Supplied records:
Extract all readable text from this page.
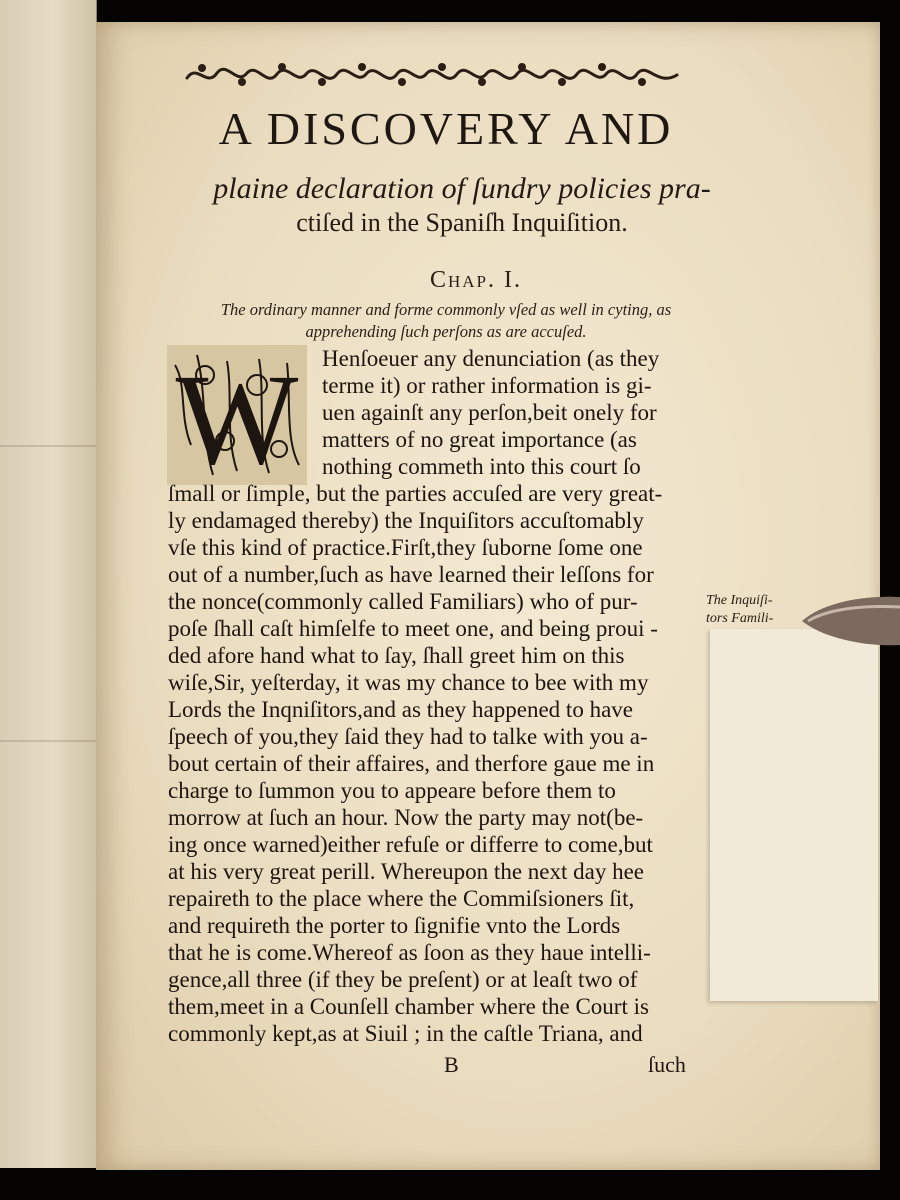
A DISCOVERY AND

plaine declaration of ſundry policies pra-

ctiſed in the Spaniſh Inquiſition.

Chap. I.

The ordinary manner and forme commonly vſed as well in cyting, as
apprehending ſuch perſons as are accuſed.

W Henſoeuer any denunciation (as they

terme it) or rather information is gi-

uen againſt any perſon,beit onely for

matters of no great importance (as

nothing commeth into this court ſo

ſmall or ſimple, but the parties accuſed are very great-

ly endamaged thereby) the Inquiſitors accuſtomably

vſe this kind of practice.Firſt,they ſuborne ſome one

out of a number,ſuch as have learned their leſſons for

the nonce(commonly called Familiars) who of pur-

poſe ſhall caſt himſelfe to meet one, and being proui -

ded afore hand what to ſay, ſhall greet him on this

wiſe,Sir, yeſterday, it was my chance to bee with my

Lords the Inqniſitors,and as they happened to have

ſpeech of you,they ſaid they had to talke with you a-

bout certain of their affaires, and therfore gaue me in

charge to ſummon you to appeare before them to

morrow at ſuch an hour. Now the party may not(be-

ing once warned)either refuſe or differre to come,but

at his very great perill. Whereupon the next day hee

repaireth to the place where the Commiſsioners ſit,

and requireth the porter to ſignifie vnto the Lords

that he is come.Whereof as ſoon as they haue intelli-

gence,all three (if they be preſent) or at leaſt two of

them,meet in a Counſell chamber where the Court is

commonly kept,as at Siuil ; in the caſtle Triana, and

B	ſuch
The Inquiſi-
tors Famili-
...
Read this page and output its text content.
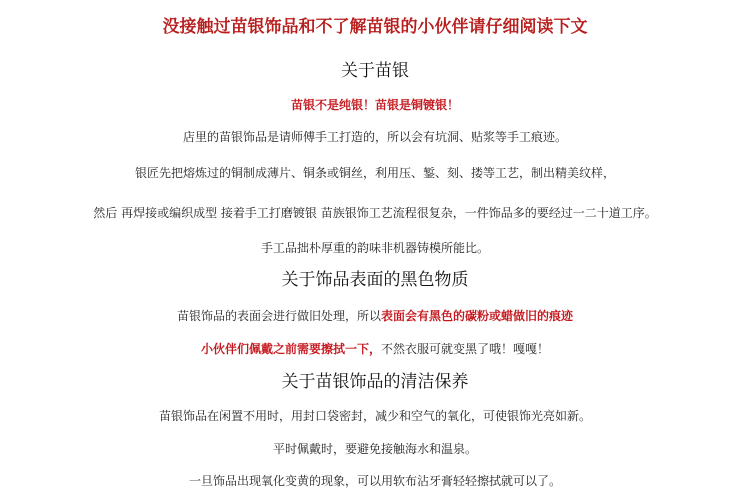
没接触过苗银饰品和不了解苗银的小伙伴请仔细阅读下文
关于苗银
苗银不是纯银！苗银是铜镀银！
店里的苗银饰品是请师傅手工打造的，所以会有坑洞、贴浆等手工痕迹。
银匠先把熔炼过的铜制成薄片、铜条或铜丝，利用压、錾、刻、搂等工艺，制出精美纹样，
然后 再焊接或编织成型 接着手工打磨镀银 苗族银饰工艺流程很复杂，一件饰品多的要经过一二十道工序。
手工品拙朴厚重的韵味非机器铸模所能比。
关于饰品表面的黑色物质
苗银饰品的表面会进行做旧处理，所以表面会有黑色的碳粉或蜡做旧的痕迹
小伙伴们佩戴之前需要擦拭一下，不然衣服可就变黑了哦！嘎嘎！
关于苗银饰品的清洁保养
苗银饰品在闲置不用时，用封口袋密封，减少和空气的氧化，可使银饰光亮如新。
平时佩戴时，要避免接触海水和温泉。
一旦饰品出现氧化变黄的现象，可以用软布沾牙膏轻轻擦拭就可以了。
* * *
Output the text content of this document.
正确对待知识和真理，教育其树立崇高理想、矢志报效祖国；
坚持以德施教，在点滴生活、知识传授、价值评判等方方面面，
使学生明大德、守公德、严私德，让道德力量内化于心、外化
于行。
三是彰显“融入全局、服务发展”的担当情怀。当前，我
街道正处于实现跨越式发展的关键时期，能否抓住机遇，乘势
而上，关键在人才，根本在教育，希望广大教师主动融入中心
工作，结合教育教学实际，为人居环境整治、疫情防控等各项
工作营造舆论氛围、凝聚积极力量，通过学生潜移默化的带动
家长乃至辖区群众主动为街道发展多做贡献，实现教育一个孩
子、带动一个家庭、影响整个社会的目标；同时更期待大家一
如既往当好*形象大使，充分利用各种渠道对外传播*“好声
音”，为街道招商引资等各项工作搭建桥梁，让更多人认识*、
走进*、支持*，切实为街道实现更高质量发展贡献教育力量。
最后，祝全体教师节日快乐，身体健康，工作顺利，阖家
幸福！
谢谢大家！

What is being asked: Looking at the listing above, how many of its lines contain the string "content"? Give the number alone.

Final result: 2